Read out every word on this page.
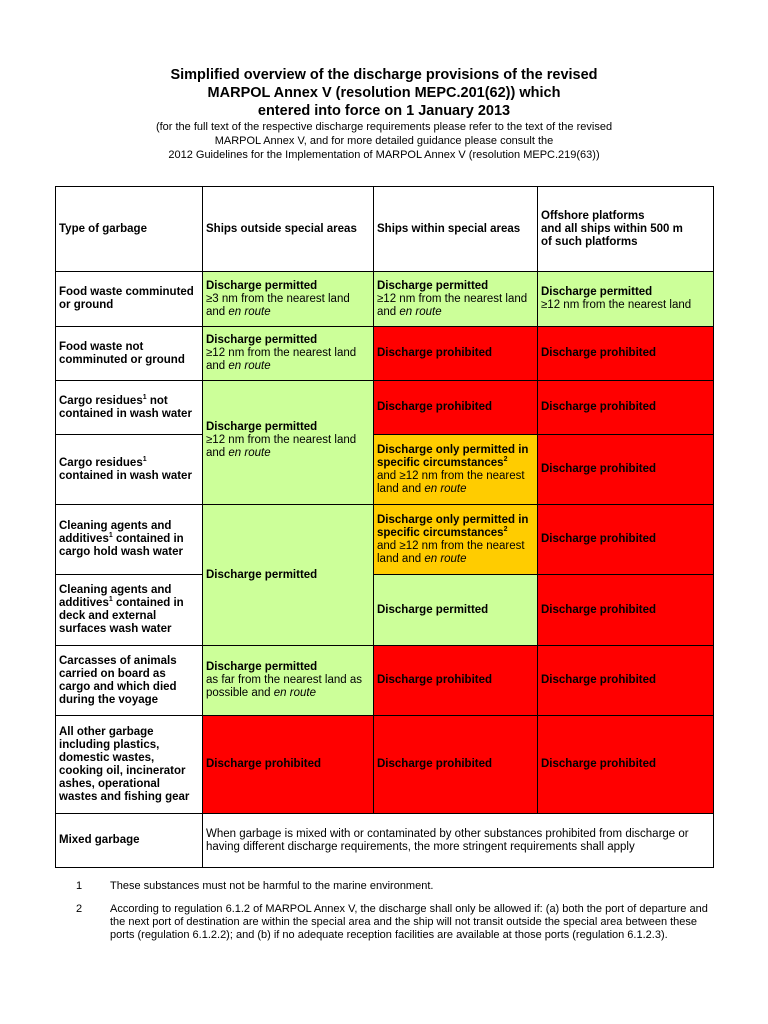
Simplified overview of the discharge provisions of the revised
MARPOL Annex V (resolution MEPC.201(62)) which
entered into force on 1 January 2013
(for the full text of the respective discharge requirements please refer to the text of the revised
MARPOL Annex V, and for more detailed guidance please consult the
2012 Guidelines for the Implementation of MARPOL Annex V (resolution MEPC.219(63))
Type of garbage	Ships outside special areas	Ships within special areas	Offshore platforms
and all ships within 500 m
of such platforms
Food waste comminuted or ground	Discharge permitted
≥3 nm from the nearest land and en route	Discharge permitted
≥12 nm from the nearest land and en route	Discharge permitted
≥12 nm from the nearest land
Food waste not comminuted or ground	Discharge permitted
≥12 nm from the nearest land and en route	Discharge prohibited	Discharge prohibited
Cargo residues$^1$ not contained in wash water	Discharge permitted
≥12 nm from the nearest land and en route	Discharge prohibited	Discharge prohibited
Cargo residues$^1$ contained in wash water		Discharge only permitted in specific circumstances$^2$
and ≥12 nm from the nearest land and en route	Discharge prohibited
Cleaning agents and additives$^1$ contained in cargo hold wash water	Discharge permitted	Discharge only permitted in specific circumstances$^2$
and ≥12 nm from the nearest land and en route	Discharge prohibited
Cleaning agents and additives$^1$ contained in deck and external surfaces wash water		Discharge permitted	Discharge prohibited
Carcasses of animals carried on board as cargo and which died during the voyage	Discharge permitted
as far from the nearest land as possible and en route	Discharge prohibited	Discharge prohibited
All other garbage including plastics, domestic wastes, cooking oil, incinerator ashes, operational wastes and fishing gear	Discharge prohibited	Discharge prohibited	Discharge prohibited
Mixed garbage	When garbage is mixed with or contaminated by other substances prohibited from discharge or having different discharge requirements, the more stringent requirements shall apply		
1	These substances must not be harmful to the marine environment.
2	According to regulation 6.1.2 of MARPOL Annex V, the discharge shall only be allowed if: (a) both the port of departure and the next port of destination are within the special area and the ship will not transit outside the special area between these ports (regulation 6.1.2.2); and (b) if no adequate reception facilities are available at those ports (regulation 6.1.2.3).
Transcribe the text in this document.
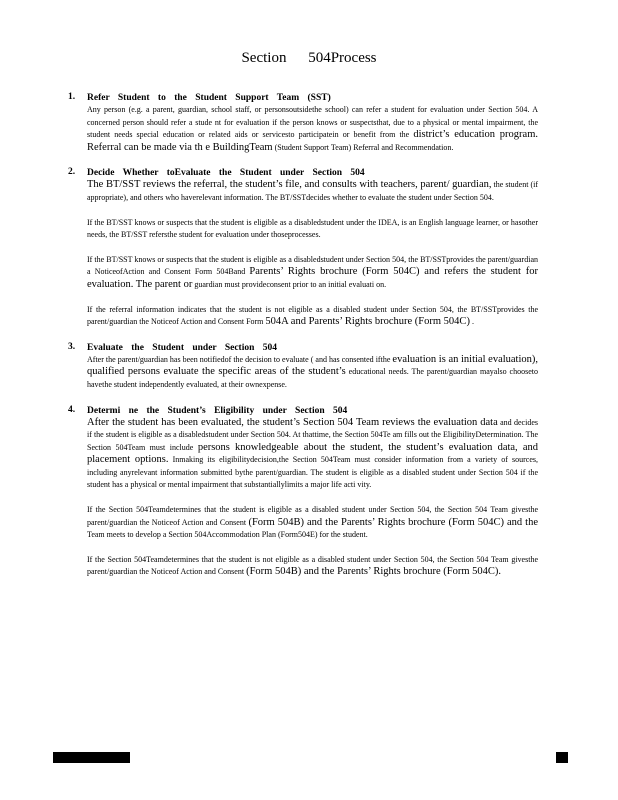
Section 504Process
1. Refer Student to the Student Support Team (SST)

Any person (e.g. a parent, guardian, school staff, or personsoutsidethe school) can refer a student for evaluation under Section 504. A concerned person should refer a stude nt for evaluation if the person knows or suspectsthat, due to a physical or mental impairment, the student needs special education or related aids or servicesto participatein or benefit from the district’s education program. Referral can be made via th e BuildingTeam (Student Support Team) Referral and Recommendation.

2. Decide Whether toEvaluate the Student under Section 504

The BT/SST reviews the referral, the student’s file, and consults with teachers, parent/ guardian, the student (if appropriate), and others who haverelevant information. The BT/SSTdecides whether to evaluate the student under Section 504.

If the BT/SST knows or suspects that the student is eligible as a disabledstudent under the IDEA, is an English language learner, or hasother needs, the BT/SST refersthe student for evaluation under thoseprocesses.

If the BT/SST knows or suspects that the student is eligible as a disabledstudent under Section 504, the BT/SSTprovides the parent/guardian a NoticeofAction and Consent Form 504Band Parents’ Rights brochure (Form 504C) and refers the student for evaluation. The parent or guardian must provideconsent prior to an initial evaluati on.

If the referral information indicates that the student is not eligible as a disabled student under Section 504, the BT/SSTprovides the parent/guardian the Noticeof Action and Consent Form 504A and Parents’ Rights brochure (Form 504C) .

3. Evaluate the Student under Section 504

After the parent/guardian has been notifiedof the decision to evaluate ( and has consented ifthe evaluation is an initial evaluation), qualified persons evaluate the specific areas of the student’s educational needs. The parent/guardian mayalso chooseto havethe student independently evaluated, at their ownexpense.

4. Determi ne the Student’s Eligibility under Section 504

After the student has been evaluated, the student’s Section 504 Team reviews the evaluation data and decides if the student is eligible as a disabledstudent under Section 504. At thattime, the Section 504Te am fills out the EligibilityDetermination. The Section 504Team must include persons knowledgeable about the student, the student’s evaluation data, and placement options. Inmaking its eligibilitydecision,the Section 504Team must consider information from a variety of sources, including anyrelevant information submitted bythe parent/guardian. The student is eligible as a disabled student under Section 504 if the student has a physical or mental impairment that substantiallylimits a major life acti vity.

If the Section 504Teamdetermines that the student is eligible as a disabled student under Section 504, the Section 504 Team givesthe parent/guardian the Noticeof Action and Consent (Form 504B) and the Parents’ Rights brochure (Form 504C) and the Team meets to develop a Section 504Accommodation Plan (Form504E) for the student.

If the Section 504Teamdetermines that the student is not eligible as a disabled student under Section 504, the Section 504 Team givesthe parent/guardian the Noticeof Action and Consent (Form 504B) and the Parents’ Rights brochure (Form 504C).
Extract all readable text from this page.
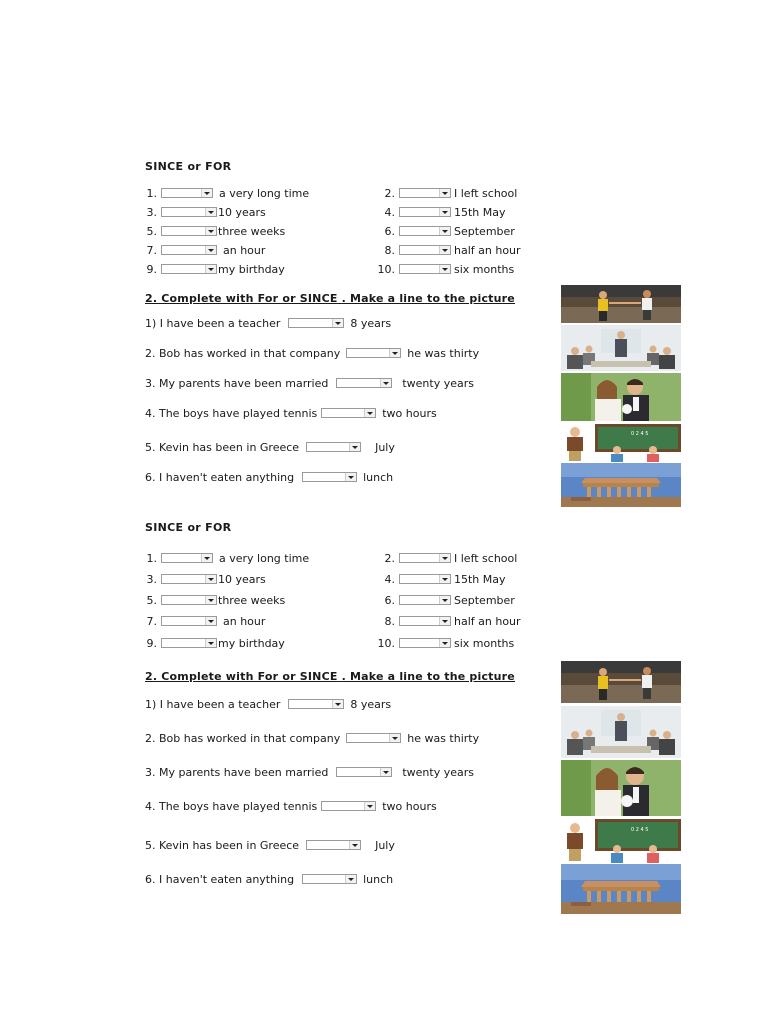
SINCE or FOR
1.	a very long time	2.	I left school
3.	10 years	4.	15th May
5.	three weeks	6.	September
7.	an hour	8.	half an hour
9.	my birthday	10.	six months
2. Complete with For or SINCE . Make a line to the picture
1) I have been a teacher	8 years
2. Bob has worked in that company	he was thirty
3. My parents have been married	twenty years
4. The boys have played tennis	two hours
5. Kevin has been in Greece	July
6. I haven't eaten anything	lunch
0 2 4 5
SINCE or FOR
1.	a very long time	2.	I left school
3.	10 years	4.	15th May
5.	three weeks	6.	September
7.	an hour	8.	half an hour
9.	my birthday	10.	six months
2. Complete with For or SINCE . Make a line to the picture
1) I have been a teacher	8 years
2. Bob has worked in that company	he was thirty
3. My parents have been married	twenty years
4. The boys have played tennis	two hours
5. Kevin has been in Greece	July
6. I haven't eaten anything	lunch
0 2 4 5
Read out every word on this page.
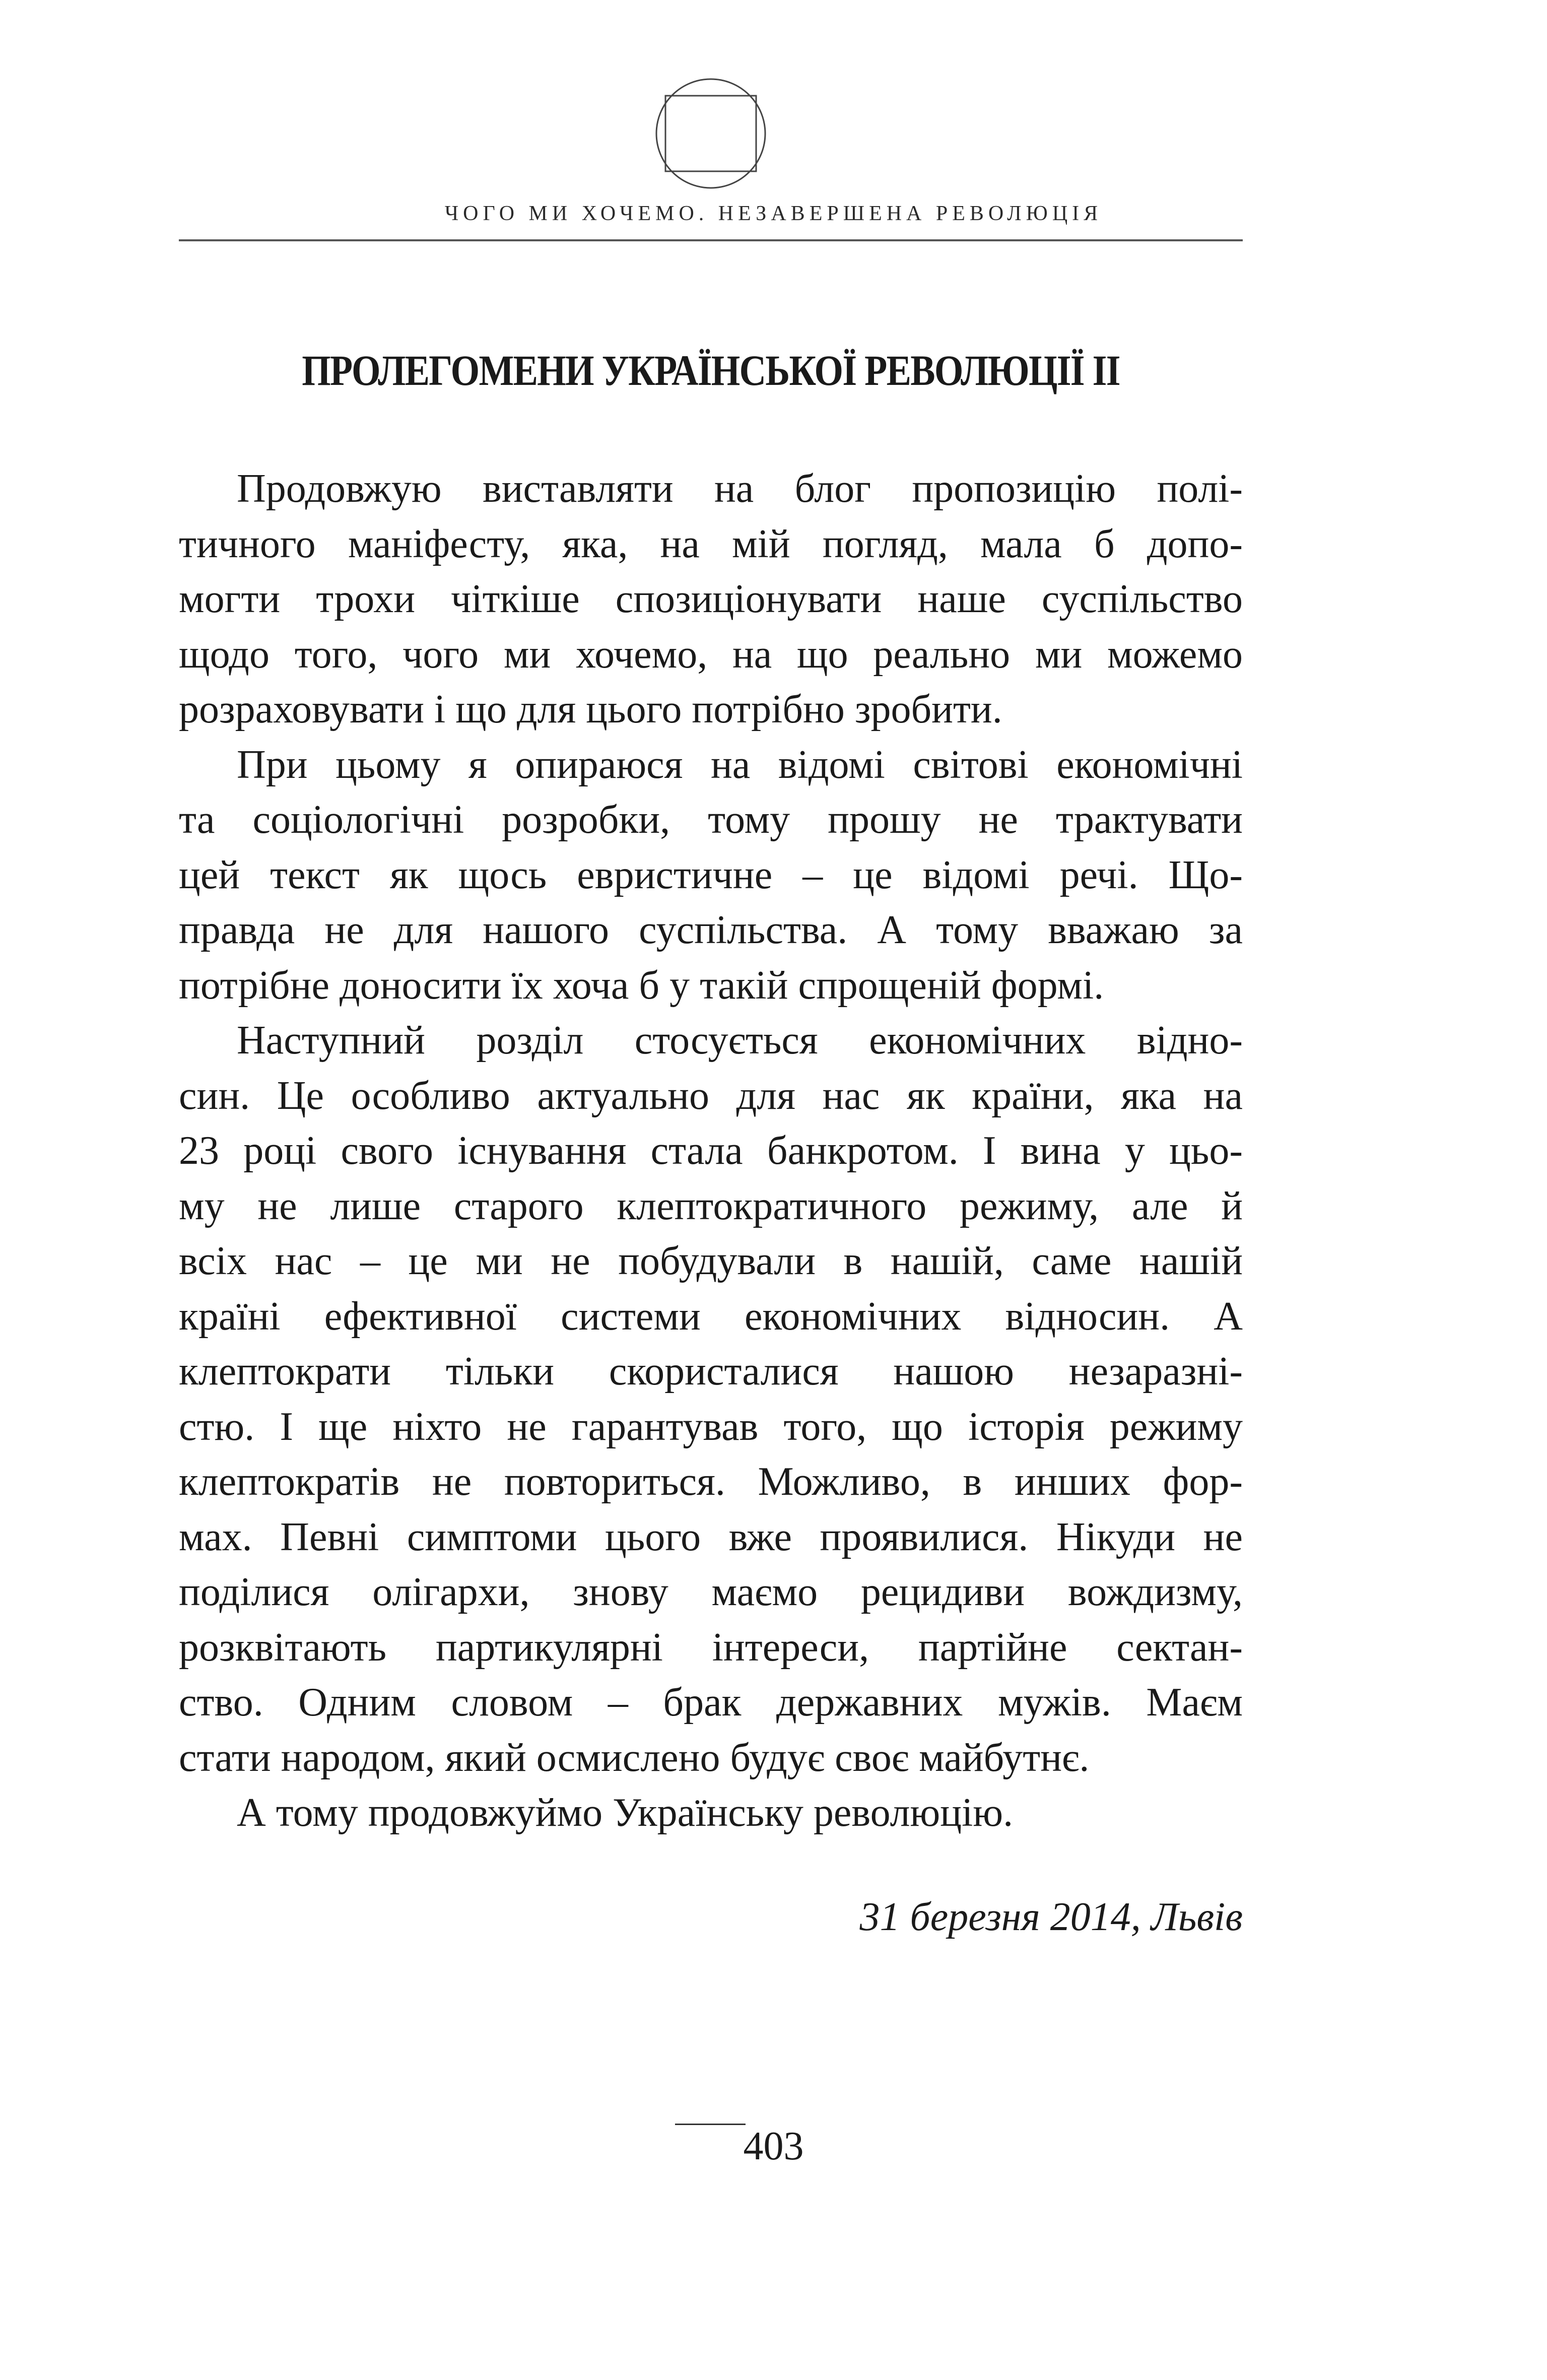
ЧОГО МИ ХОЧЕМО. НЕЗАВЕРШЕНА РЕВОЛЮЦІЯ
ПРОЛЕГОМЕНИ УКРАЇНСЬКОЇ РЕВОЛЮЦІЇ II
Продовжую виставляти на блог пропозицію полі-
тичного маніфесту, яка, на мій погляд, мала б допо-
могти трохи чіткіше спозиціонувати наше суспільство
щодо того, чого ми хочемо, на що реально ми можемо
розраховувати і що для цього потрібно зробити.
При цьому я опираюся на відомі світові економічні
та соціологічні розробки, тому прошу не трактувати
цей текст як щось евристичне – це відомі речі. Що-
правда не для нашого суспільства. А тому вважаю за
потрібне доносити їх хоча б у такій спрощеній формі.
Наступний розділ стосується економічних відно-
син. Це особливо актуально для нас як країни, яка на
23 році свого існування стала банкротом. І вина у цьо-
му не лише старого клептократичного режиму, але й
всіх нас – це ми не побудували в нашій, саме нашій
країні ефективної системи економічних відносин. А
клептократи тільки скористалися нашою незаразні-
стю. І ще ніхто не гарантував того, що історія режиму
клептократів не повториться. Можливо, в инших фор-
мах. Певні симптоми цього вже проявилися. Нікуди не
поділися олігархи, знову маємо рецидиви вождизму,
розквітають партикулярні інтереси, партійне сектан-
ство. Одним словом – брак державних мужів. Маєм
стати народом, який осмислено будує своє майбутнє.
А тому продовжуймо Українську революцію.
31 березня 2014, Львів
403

══════════

## What you need to do
In the records above, locate each line with the word "того". Copy all such lines.

## Answer to the exercise
щодо того, чого ми хочемо, на що реально ми можемо
стю. І ще ніхто не гарантував того, що історія режиму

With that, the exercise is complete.